■ Figure contents as structured data
┌──

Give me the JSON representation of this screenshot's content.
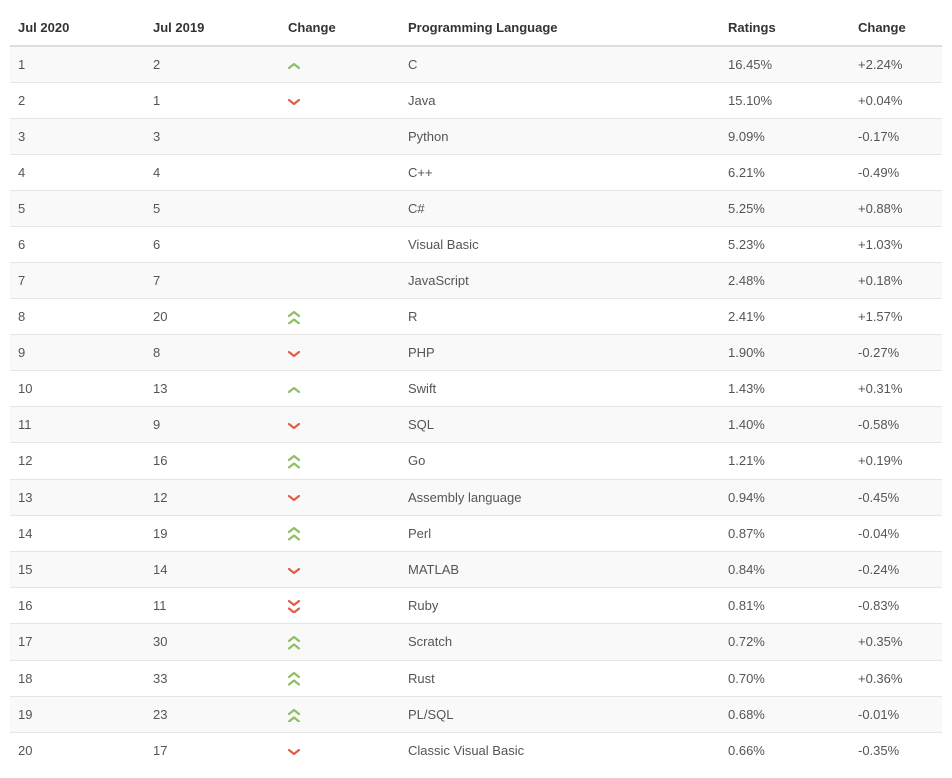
{
  "table": {
    "columns": [
      {
        "key": "jul2020",
        "label": "Jul 2020"
      },
      {
        "key": "jul2019",
        "label": "Jul 2019"
      },
      {
        "key": "change_dir",
        "label": "Change"
      },
      {
        "key": "language",
        "label": "Programming Language"
      },
      {
        "key": "ratings",
        "label": "Ratings"
      },
      {
        "key": "change_pct",
        "label": "Change"
      }
    ],
    "rows": [
      {
        "jul2020": "1",
        "jul2019": "2",
        "change_dir": "up",
        "language": "C",
        "ratings": "16.45%",
        "change_pct": "+2.24%"
      },
      {
        "jul2020": "2",
        "jul2019": "1",
        "change_dir": "down",
        "language": "Java",
        "ratings": "15.10%",
        "change_pct": "+0.04%"
      },
      {
        "jul2020": "3",
        "jul2019": "3",
        "change_dir": "",
        "language": "Python",
        "ratings": "9.09%",
        "change_pct": "-0.17%"
      },
      {
        "jul2020": "4",
        "jul2019": "4",
        "change_dir": "",
        "language": "C++",
        "ratings": "6.21%",
        "change_pct": "-0.49%"
      },
      {
        "jul2020": "5",
        "jul2019": "5",
        "change_dir": "",
        "language": "C#",
        "ratings": "5.25%",
        "change_pct": "+0.88%"
      },
      {
        "jul2020": "6",
        "jul2019": "6",
        "change_dir": "",
        "language": "Visual Basic",
        "ratings": "5.23%",
        "change_pct": "+1.03%"
      },
      {
        "jul2020": "7",
        "jul2019": "7",
        "change_dir": "",
        "language": "JavaScript",
        "ratings": "2.48%",
        "change_pct": "+0.18%"
      },
      {
        "jul2020": "8",
        "jul2019": "20",
        "change_dir": "upup",
        "language": "R",
        "ratings": "2.41%",
        "change_pct": "+1.57%"
      },
      {
        "jul2020": "9",
        "jul2019": "8",
        "change_dir": "down",
        "language": "PHP",
        "ratings": "1.90%",
        "change_pct": "-0.27%"
      },
      {
        "jul2020": "10",
        "jul2019": "13",
        "change_dir": "up",
        "language": "Swift",
        "ratings": "1.43%",
        "change_pct": "+0.31%"
      },
      {
        "jul2020": "11",
        "jul2019": "9",
        "change_dir": "down",
        "language": "SQL",
        "ratings": "1.40%",
        "change_pct": "-0.58%"
      },
      {
        "jul2020": "12",
        "jul2019": "16",
        "change_dir": "upup",
        "language": "Go",
        "ratings": "1.21%",
        "change_pct": "+0.19%"
      },
      {
        "jul2020": "13",
        "jul2019": "12",
        "change_dir": "down",
        "language": "Assembly language",
        "ratings": "0.94%",
        "change_pct": "-0.45%"
      },
      {
        "jul2020": "14",
        "jul2019": "19",
        "change_dir": "upup",
        "language": "Perl",
        "ratings": "0.87%",
        "change_pct": "-0.04%"
      },
      {
        "jul2020": "15",
        "jul2019": "14",
        "change_dir": "down",
        "language": "MATLAB",
        "ratings": "0.84%",
        "change_pct": "-0.24%"
      },
      {
        "jul2020": "16",
        "jul2019": "11",
        "change_dir": "downdown",
        "language": "Ruby",
        "ratings": "0.81%",
        "change_pct": "-0.83%"
      },
      {
        "jul2020": "17",
        "jul2019": "30",
        "change_dir": "upup",
        "language": "Scratch",
        "ratings": "0.72%",
        "change_pct": "+0.35%"
      },
      {
        "jul2020": "18",
        "jul2019": "33",
        "change_dir": "upup",
        "language": "Rust",
        "ratings": "0.70%",
        "change_pct": "+0.36%"
      },
      {
        "jul2020": "19",
        "jul2019": "23",
        "change_dir": "upup",
        "language": "PL/SQL",
        "ratings": "0.68%",
        "change_pct": "-0.01%"
      },
      {
        "jul2020": "20",
        "jul2019": "17",
        "change_dir": "down",
        "language": "Classic Visual Basic",
        "ratings": "0.66%",
        "change_pct": "-0.35%"
      }
    ],
    "icon_colors": {
      "up": "#8ebf65",
      "down": "#e15d44"
    },
    "header_text_color": "#333333",
    "body_text_color": "#555555",
    "row_odd_bg": "#f9f9f9",
    "row_even_bg": "#ffffff",
    "border_color": "#e5e5e5",
    "header_border_color": "#dddddd",
    "font_size": 13
  }
}
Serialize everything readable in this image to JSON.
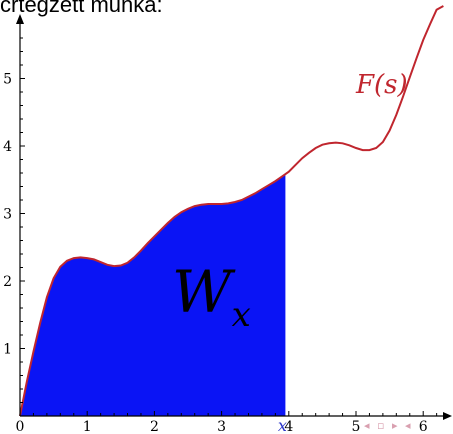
{
  "caption": "crtegzett munka:",
  "chart_data": {
    "type": "area",
    "function_label": "F(s)",
    "area_label": "W",
    "area_subscript": "x",
    "marker_label": "x",
    "marker_x": 3.95,
    "xlim": [
      0,
      6.3
    ],
    "ylim": [
      0,
      5.9
    ],
    "x_ticks": [
      "0",
      "1",
      "2",
      "3",
      "4",
      "5",
      "6"
    ],
    "y_ticks": [
      "1",
      "2",
      "3",
      "4",
      "5"
    ],
    "grid": false,
    "x": [
      0,
      0.1,
      0.2,
      0.3,
      0.4,
      0.5,
      0.6,
      0.7,
      0.8,
      0.9,
      1.0,
      1.1,
      1.2,
      1.3,
      1.4,
      1.5,
      1.6,
      1.7,
      1.8,
      1.9,
      2.0,
      2.1,
      2.2,
      2.3,
      2.4,
      2.5,
      2.6,
      2.7,
      2.8,
      2.9,
      3.0,
      3.1,
      3.2,
      3.3,
      3.4,
      3.5,
      3.6,
      3.7,
      3.8,
      3.9,
      4.0,
      4.1,
      4.2,
      4.3,
      4.4,
      4.5,
      4.6,
      4.7,
      4.8,
      4.9,
      5.0,
      5.1,
      5.2,
      5.3,
      5.4,
      5.5,
      5.6,
      5.7,
      5.8,
      5.9,
      6.0,
      6.1,
      6.2,
      6.3
    ],
    "y": [
      0,
      0.5,
      0.95,
      1.38,
      1.76,
      2.04,
      2.21,
      2.3,
      2.34,
      2.35,
      2.34,
      2.32,
      2.28,
      2.24,
      2.22,
      2.23,
      2.27,
      2.35,
      2.45,
      2.56,
      2.66,
      2.76,
      2.86,
      2.95,
      3.02,
      3.07,
      3.11,
      3.13,
      3.14,
      3.14,
      3.14,
      3.15,
      3.17,
      3.2,
      3.25,
      3.3,
      3.36,
      3.42,
      3.48,
      3.55,
      3.62,
      3.72,
      3.82,
      3.9,
      3.97,
      4.02,
      4.04,
      4.05,
      4.04,
      4.01,
      3.97,
      3.94,
      3.94,
      3.97,
      4.06,
      4.23,
      4.46,
      4.73,
      5.02,
      5.3,
      5.57,
      5.8,
      6.02,
      6.2
    ],
    "colors": {
      "curve": "#c0262e",
      "area": "#0a14f5",
      "axis": "#000000",
      "marker": "#2a35c9"
    }
  },
  "nav_controls": "◂ ▫ ▸ ◂"
}
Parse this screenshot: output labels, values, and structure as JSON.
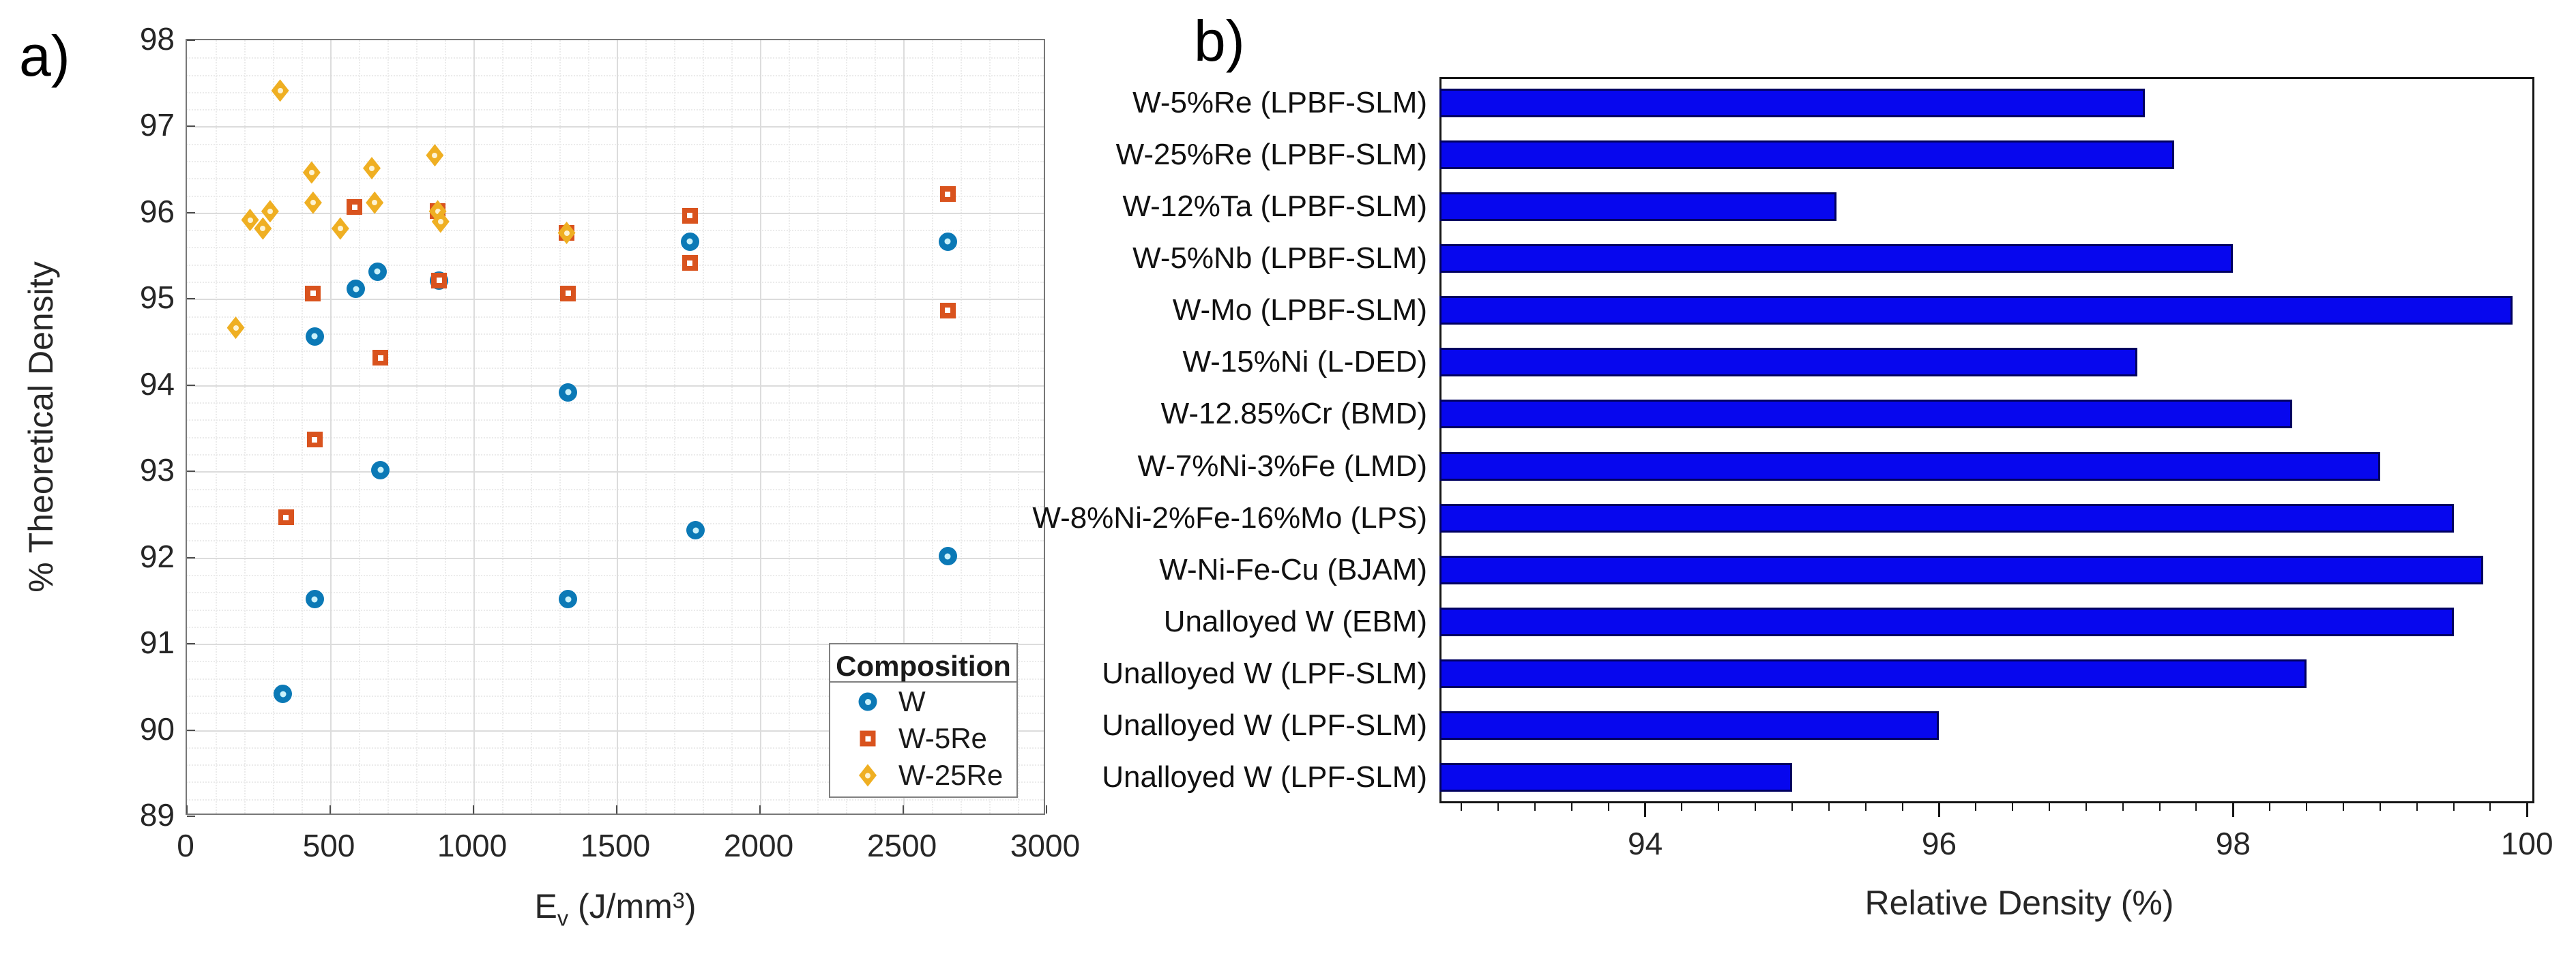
{
  "panel_a": {
    "label": "a)",
    "ylabel": "% Theoretical Density",
    "xlabel_parts": {
      "base": "E",
      "sub": "v",
      "mid": " (J/mm",
      "sup": "3",
      "end": ")"
    },
    "legend": {
      "title": "Composition",
      "items": [
        {
          "label": "W",
          "marker": "circle",
          "color": "#0b79b6"
        },
        {
          "label": "W-5Re",
          "marker": "square",
          "color": "#d9531e"
        },
        {
          "label": "W-25Re",
          "marker": "diamond",
          "color": "#efaf22"
        }
      ]
    },
    "chart_data": {
      "type": "scatter",
      "xlabel": "E_v (J/mm^3)",
      "ylabel": "% Theoretical Density",
      "xlim": [
        0,
        3000
      ],
      "ylim": [
        89,
        98
      ],
      "xticks": [
        0,
        500,
        1000,
        1500,
        2000,
        2500,
        3000
      ],
      "yticks": [
        89,
        90,
        91,
        92,
        93,
        94,
        95,
        96,
        97,
        98
      ],
      "x_minor_step": 100,
      "y_minor_step": 0.2,
      "grid": "major+minor",
      "legend_position": "bottom-right",
      "series": [
        {
          "name": "W",
          "marker": "circle",
          "color": "#0b79b6",
          "points": [
            [
              340,
              90.4
            ],
            [
              450,
              91.5
            ],
            [
              450,
              94.55
            ],
            [
              595,
              95.1
            ],
            [
              670,
              95.3
            ],
            [
              680,
              93.0
            ],
            [
              885,
              95.2
            ],
            [
              1335,
              93.9
            ],
            [
              1335,
              91.5
            ],
            [
              1760,
              95.65
            ],
            [
              1780,
              92.3
            ],
            [
              2660,
              95.65
            ],
            [
              2660,
              92.0
            ]
          ]
        },
        {
          "name": "W-5Re",
          "marker": "square",
          "color": "#d9531e",
          "points": [
            [
              350,
              92.45
            ],
            [
              445,
              95.05
            ],
            [
              450,
              93.35
            ],
            [
              590,
              96.05
            ],
            [
              680,
              94.3
            ],
            [
              880,
              96.0
            ],
            [
              885,
              95.2
            ],
            [
              1330,
              95.75
            ],
            [
              1335,
              95.05
            ],
            [
              1760,
              95.95
            ],
            [
              1760,
              95.4
            ],
            [
              2660,
              96.2
            ],
            [
              2660,
              94.85
            ]
          ]
        },
        {
          "name": "W-25Re",
          "marker": "diamond",
          "color": "#efaf22",
          "points": [
            [
              175,
              94.65
            ],
            [
              225,
              95.9
            ],
            [
              270,
              95.8
            ],
            [
              295,
              96.0
            ],
            [
              330,
              97.4
            ],
            [
              440,
              96.45
            ],
            [
              445,
              96.1
            ],
            [
              540,
              95.8
            ],
            [
              650,
              96.5
            ],
            [
              660,
              96.1
            ],
            [
              870,
              96.65
            ],
            [
              880,
              96.0
            ],
            [
              890,
              95.88
            ],
            [
              1330,
              95.75
            ]
          ]
        }
      ]
    }
  },
  "panel_b": {
    "label": "b)",
    "xlabel": "Relative Density (%)",
    "chart_data": {
      "type": "bar",
      "orientation": "horizontal",
      "categories": [
        "W-5%Re (LPBF-SLM)",
        "W-25%Re (LPBF-SLM)",
        "W-12%Ta (LPBF-SLM)",
        "W-5%Nb (LPBF-SLM)",
        "W-Mo (LPBF-SLM)",
        "W-15%Ni (L-DED)",
        "W-12.85%Cr (BMD)",
        "W-7%Ni-3%Fe (LMD)",
        "W-8%Ni-2%Fe-16%Mo (LPS)",
        "W-Ni-Fe-Cu (BJAM)",
        "Unalloyed W (EBM)",
        "Unalloyed W (LPF-SLM)",
        "Unalloyed W (LPF-SLM)",
        "Unalloyed W (LPF-SLM)"
      ],
      "values": [
        97.4,
        97.6,
        95.3,
        98.0,
        99.9,
        97.35,
        98.4,
        99.0,
        99.5,
        99.7,
        99.5,
        98.5,
        96.0,
        95.0
      ],
      "xlabel": "Relative Density (%)",
      "xticks": [
        94,
        96,
        98,
        100
      ],
      "x_minor_step": 0.25,
      "xlim": [
        92.6,
        100.05
      ],
      "grid": "off",
      "bar_color": "#0707ee",
      "bar_edge_color": "#000060"
    }
  }
}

└──

■ WHAT YOU ARE ASKED TO DO
Show all lines in the entries above where the string "Visual" appears.

■ EXERCISE RESULT
        "language": "Visual Basic",
        "language": "Classic Visual Basic",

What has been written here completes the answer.